**Exercise objective:** Copy the data that follows exactly. Include no pictures.
--- START OF Provided material ---
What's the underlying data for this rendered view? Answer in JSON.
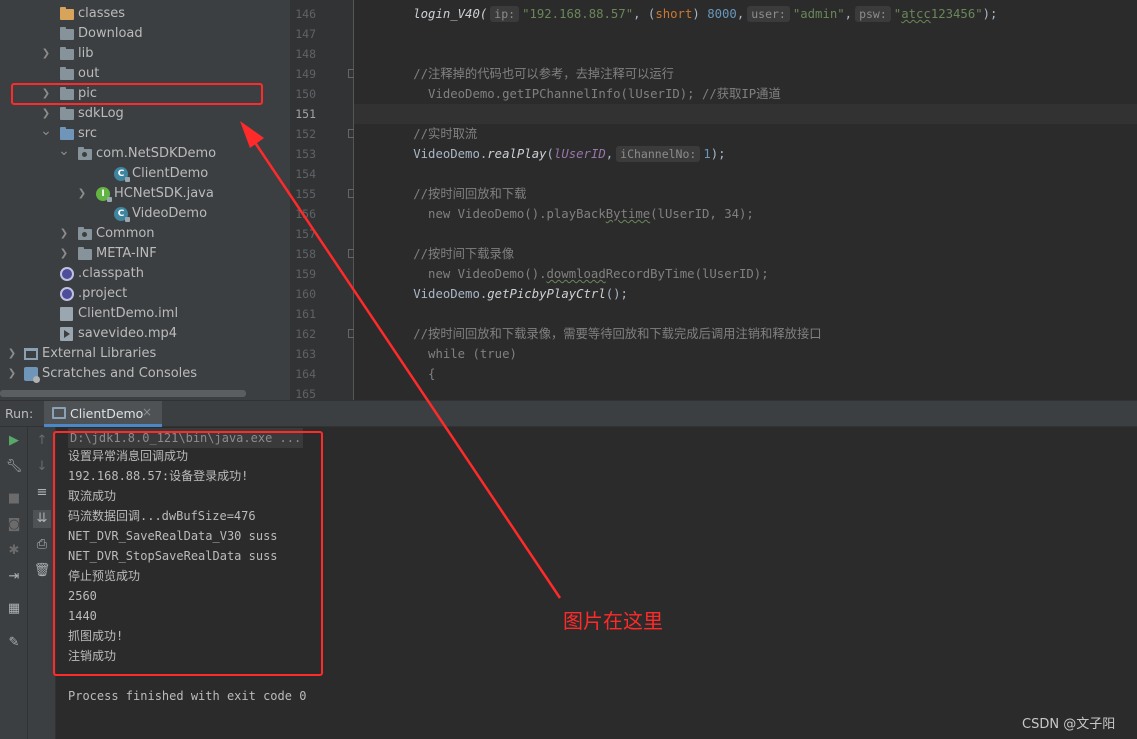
{
  "project_tree": {
    "items": [
      {
        "label": "classes",
        "icon": "folder-orange-icon",
        "indent": 1,
        "arrow": ""
      },
      {
        "label": "Download",
        "icon": "folder-icon",
        "indent": 1,
        "arrow": ""
      },
      {
        "label": "lib",
        "icon": "folder-icon",
        "indent": 1,
        "arrow": ">"
      },
      {
        "label": "out",
        "icon": "folder-icon",
        "indent": 1,
        "arrow": ""
      },
      {
        "label": "pic",
        "icon": "folder-icon",
        "indent": 1,
        "arrow": ">",
        "selected": true
      },
      {
        "label": "sdkLog",
        "icon": "folder-icon",
        "indent": 1,
        "arrow": ">"
      },
      {
        "label": "src",
        "icon": "folder-blue-icon",
        "indent": 1,
        "arrow": "v"
      },
      {
        "label": "com.NetSDKDemo",
        "icon": "package-icon",
        "indent": 2,
        "arrow": "v"
      },
      {
        "label": "ClientDemo",
        "icon": "java-class-icon",
        "indent": 4,
        "arrow": ""
      },
      {
        "label": "HCNetSDK.java",
        "icon": "java-interface-icon",
        "indent": 3,
        "arrow": ">"
      },
      {
        "label": "VideoDemo",
        "icon": "java-class-icon",
        "indent": 4,
        "arrow": ""
      },
      {
        "label": "Common",
        "icon": "package-icon",
        "indent": 2,
        "arrow": ">"
      },
      {
        "label": "META-INF",
        "icon": "folder-icon",
        "indent": 2,
        "arrow": ">"
      },
      {
        "label": ".classpath",
        "icon": "eclipse-file-icon",
        "indent": 1,
        "arrow": ""
      },
      {
        "label": ".project",
        "icon": "eclipse-file-icon",
        "indent": 1,
        "arrow": ""
      },
      {
        "label": "ClientDemo.iml",
        "icon": "iml-file-icon",
        "indent": 1,
        "arrow": ""
      },
      {
        "label": "savevideo.mp4",
        "icon": "video-file-icon",
        "indent": 1,
        "arrow": ""
      },
      {
        "label": "External Libraries",
        "icon": "library-icon",
        "indent": 0,
        "arrow": ">"
      },
      {
        "label": "Scratches and Consoles",
        "icon": "scratch-icon",
        "indent": 0,
        "arrow": ">"
      }
    ]
  },
  "editor": {
    "current_line": "151",
    "lines": [
      {
        "num": "146",
        "gutter": "",
        "fold": false
      },
      {
        "num": "147",
        "gutter": "",
        "fold": false
      },
      {
        "num": "148",
        "gutter": "",
        "fold": false
      },
      {
        "num": "149",
        "gutter": "",
        "fold": true
      },
      {
        "num": "150",
        "gutter": "//",
        "fold": false
      },
      {
        "num": "151",
        "gutter": "",
        "fold": false
      },
      {
        "num": "152",
        "gutter": "",
        "fold": true
      },
      {
        "num": "153",
        "gutter": "",
        "fold": false
      },
      {
        "num": "154",
        "gutter": "",
        "fold": false
      },
      {
        "num": "155",
        "gutter": "",
        "fold": true
      },
      {
        "num": "156",
        "gutter": "//",
        "fold": false
      },
      {
        "num": "157",
        "gutter": "",
        "fold": false
      },
      {
        "num": "158",
        "gutter": "",
        "fold": true
      },
      {
        "num": "159",
        "gutter": "//",
        "fold": false
      },
      {
        "num": "160",
        "gutter": "",
        "fold": false
      },
      {
        "num": "161",
        "gutter": "",
        "fold": false
      },
      {
        "num": "162",
        "gutter": "",
        "fold": true
      },
      {
        "num": "163",
        "gutter": "//",
        "fold": false
      },
      {
        "num": "164",
        "gutter": "//",
        "fold": false
      },
      {
        "num": "165",
        "gutter": "//",
        "fold": false
      }
    ],
    "code": {
      "l146_method": "login_V40(",
      "l146_hint_ip": "ip:",
      "l146_ip": "\"192.168.88.57\"",
      "l146_sep1": ", (",
      "l146_short": "short",
      "l146_sep2": ") ",
      "l146_port": "8000",
      "l146_sep3": ",",
      "l146_hint_user": "user:",
      "l146_user": "\"admin\"",
      "l146_sep4": ",",
      "l146_hint_psw": "psw:",
      "l146_psw_q1": "\"",
      "l146_psw": "atcc",
      "l146_psw_rest": "123456\"",
      "l146_end": ");",
      "l149": "//注释掉的代码也可以参考，去掉注释可以运行",
      "l150": "  VideoDemo.getIPChannelInfo(lUserID); //获取IP通道",
      "l152": "//实时取流",
      "l153_cls": "VideoDemo.",
      "l153_method": "realPlay",
      "l153_open": "(",
      "l153_arg": "lUserID",
      "l153_comma": ",",
      "l153_hint": "iChannelNo:",
      "l153_num": "1",
      "l153_end": ");",
      "l155": "//按时间回放和下载",
      "l156_a": "  new VideoDemo().playBack",
      "l156_b": "Bytime",
      "l156_c": "(lUserID, 34);",
      "l158": "//按时间下载录像",
      "l159_a": "  new VideoDemo().",
      "l159_b": "dowmload",
      "l159_c": "RecordByTime(lUserID);",
      "l160_cls": "VideoDemo.",
      "l160_method": "getPicbyPlayCtrl",
      "l160_end": "();",
      "l162": "//按时间回放和下载录像，需要等待回放和下载完成后调用注销和释放接口",
      "l163": "  while (true)",
      "l164": "  {"
    }
  },
  "run": {
    "label": "Run:",
    "tab_label": "ClientDemo",
    "tab_close": "×",
    "command": "D:\\jdk1.8.0_121\\bin\\java.exe ...",
    "output": [
      "设置异常消息回调成功",
      "192.168.88.57:设备登录成功!",
      "取流成功",
      "码流数据回调...dwBufSize=476",
      "NET_DVR_SaveRealData_V30 suss",
      "NET_DVR_StopSaveRealData suss",
      "停止预览成功",
      "2560",
      "1440",
      "抓图成功!",
      "注销成功"
    ],
    "exit_message": "Process finished with exit code 0"
  },
  "annotation": {
    "note": "图片在这里",
    "color": "#ff2a2a"
  },
  "watermark": "CSDN @文子阳"
}
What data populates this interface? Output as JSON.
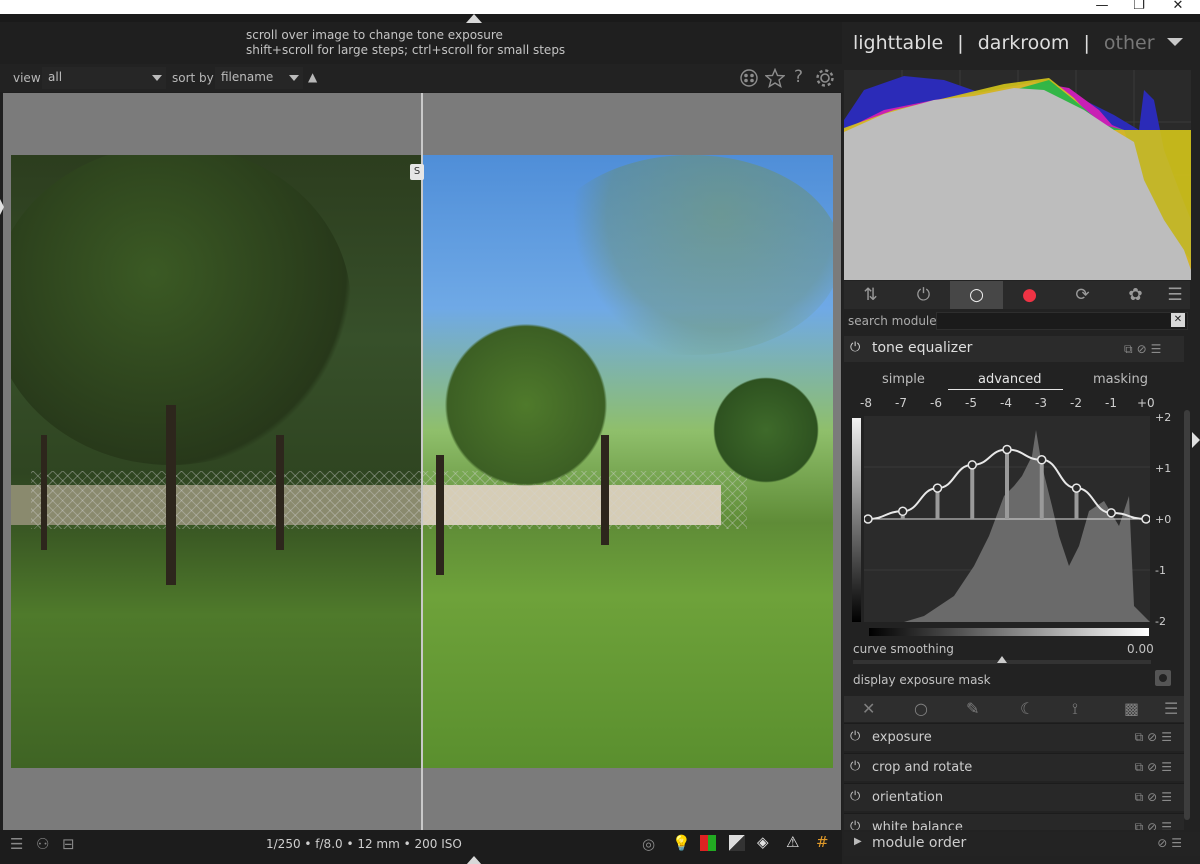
--- END OF Provided material ---
**Answer in full:**
What's the underlying data for this rendered view? Answer in JSON.
{
  "project_tree": {
    "items": [
      {
        "label": "classes",
        "icon": "folder-orange-icon",
        "indent": 1,
        "arrow": ""
      },
      {
        "label": "Download",
        "icon": "folder-icon",
        "indent": 1,
        "arrow": ""
      },
      {
        "label": "lib",
        "icon": "folder-icon",
        "indent": 1,
        "arrow": ">"
      },
      {
        "label": "out",
        "icon": "folder-icon",
        "indent": 1,
        "arrow": ""
      },
      {
        "label": "pic",
        "icon": "folder-icon",
        "indent": 1,
        "arrow": ">",
        "selected": true
      },
      {
        "label": "sdkLog",
        "icon": "folder-icon",
        "indent": 1,
        "arrow": ">"
      },
      {
        "label": "src",
        "icon": "folder-blue-icon",
        "indent": 1,
        "arrow": "v"
      },
      {
        "label": "com.NetSDKDemo",
        "icon": "package-icon",
        "indent": 2,
        "arrow": "v"
      },
      {
        "label": "ClientDemo",
        "icon": "java-class-icon",
        "indent": 4,
        "arrow": ""
      },
      {
        "label": "HCNetSDK.java",
        "icon": "java-interface-icon",
        "indent": 3,
        "arrow": ">"
      },
      {
        "label": "VideoDemo",
        "icon": "java-class-icon",
        "indent": 4,
        "arrow": ""
      },
      {
        "label": "Common",
        "icon": "package-icon",
        "indent": 2,
        "arrow": ">"
      },
      {
        "label": "META-INF",
        "icon": "folder-icon",
        "indent": 2,
        "arrow": ">"
      },
      {
        "label": ".classpath",
        "icon": "eclipse-file-icon",
        "indent": 1,
        "arrow": ""
      },
      {
        "label": ".project",
        "icon": "eclipse-file-icon",
        "indent": 1,
        "arrow": ""
      },
      {
        "label": "ClientDemo.iml",
        "icon": "iml-file-icon",
        "indent": 1,
        "arrow": ""
      },
      {
        "label": "savevideo.mp4",
        "icon": "video-file-icon",
        "indent": 1,
        "arrow": ""
      },
      {
        "label": "External Libraries",
        "icon": "library-icon",
        "indent": 0,
        "arrow": ">"
      },
      {
        "label": "Scratches and Consoles",
        "icon": "scratch-icon",
        "indent": 0,
        "arrow": ">"
      }
    ]
  },
  "editor": {
    "current_line": "151",
    "lines": [
      {
        "num": "146",
        "gutter": "",
        "fold": false
      },
      {
        "num": "147",
        "gutter": "",
        "fold": false
      },
      {
        "num": "148",
        "gutter": "",
        "fold": false
      },
      {
        "num": "149",
        "gutter": "",
        "fold": true
      },
      {
        "num": "150",
        "gutter": "//",
        "fold": false
      },
      {
        "num": "151",
        "gutter": "",
        "fold": false
      },
      {
        "num": "152",
        "gutter": "",
        "fold": true
      },
      {
        "num": "153",
        "gutter": "",
        "fold": false
      },
      {
        "num": "154",
        "gutter": "",
        "fold": false
      },
      {
        "num": "155",
        "gutter": "",
        "fold": true
      },
      {
        "num": "156",
        "gutter": "//",
        "fold": false
      },
      {
        "num": "157",
        "gutter": "",
        "fold": false
      },
      {
        "num": "158",
        "gutter": "",
        "fold": true
      },
      {
        "num": "159",
        "gutter": "//",
        "fold": false
      },
      {
        "num": "160",
        "gutter": "",
        "fold": false
      },
      {
        "num": "161",
        "gutter": "",
        "fold": false
      },
      {
        "num": "162",
        "gutter": "",
        "fold": true
      },
      {
        "num": "163",
        "gutter": "//",
        "fold": false
      },
      {
        "num": "164",
        "gutter": "//",
        "fold": false
      },
      {
        "num": "165",
        "gutter": "//",
        "fold": false
      }
    ],
    "code": {
      "l146_method": "login_V40(",
      "l146_hint_ip": "ip:",
      "l146_ip": "\"192.168.88.57\"",
      "l146_sep1": ", (",
      "l146_short": "short",
      "l146_sep2": ") ",
      "l146_port": "8000",
      "l146_sep3": ",",
      "l146_hint_user": "user:",
      "l146_user": "\"admin\"",
      "l146_sep4": ",",
      "l146_hint_psw": "psw:",
      "l146_psw_q1": "\"",
      "l146_psw": "atcc",
      "l146_psw_rest": "123456\"",
      "l146_end": ");",
      "l149": "//注释掉的代码也可以参考，去掉注释可以运行",
      "l150": "  VideoDemo.getIPChannelInfo(lUserID); //获取IP通道",
      "l152": "//实时取流",
      "l153_cls": "VideoDemo.",
      "l153_method": "realPlay",
      "l153_open": "(",
      "l153_arg": "lUserID",
      "l153_comma": ",",
      "l153_hint": "iChannelNo:",
      "l153_num": "1",
      "l153_end": ");",
      "l155": "//按时间回放和下载",
      "l156_a": "  new VideoDemo().playBack",
      "l156_b": "Bytime",
      "l156_c": "(lUserID, 34);",
      "l158": "//按时间下载录像",
      "l159_a": "  new VideoDemo().",
      "l159_b": "dowmload",
      "l159_c": "RecordByTime(lUserID);",
      "l160_cls": "VideoDemo.",
      "l160_method": "getPicbyPlayCtrl",
      "l160_end": "();",
      "l162": "//按时间回放和下载录像，需要等待回放和下载完成后调用注销和释放接口",
      "l163": "  while (true)",
      "l164": "  {"
    }
  },
  "run": {
    "label": "Run:",
    "tab_label": "ClientDemo",
    "tab_close": "×",
    "command": "D:\\jdk1.8.0_121\\bin\\java.exe ...",
    "output": [
      "设置异常消息回调成功",
      "192.168.88.57:设备登录成功!",
      "取流成功",
      "码流数据回调...dwBufSize=476",
      "NET_DVR_SaveRealData_V30 suss",
      "NET_DVR_StopSaveRealData suss",
      "停止预览成功",
      "2560",
      "1440",
      "抓图成功!",
      "注销成功"
    ],
    "exit_message": "Process finished with exit code 0"
  },
  "annotation": {
    "note": "图片在这里",
    "color": "#ff2a2a"
  },
  "watermark": "CSDN @文子阳"
}
What data populates this interface? Output as JSON.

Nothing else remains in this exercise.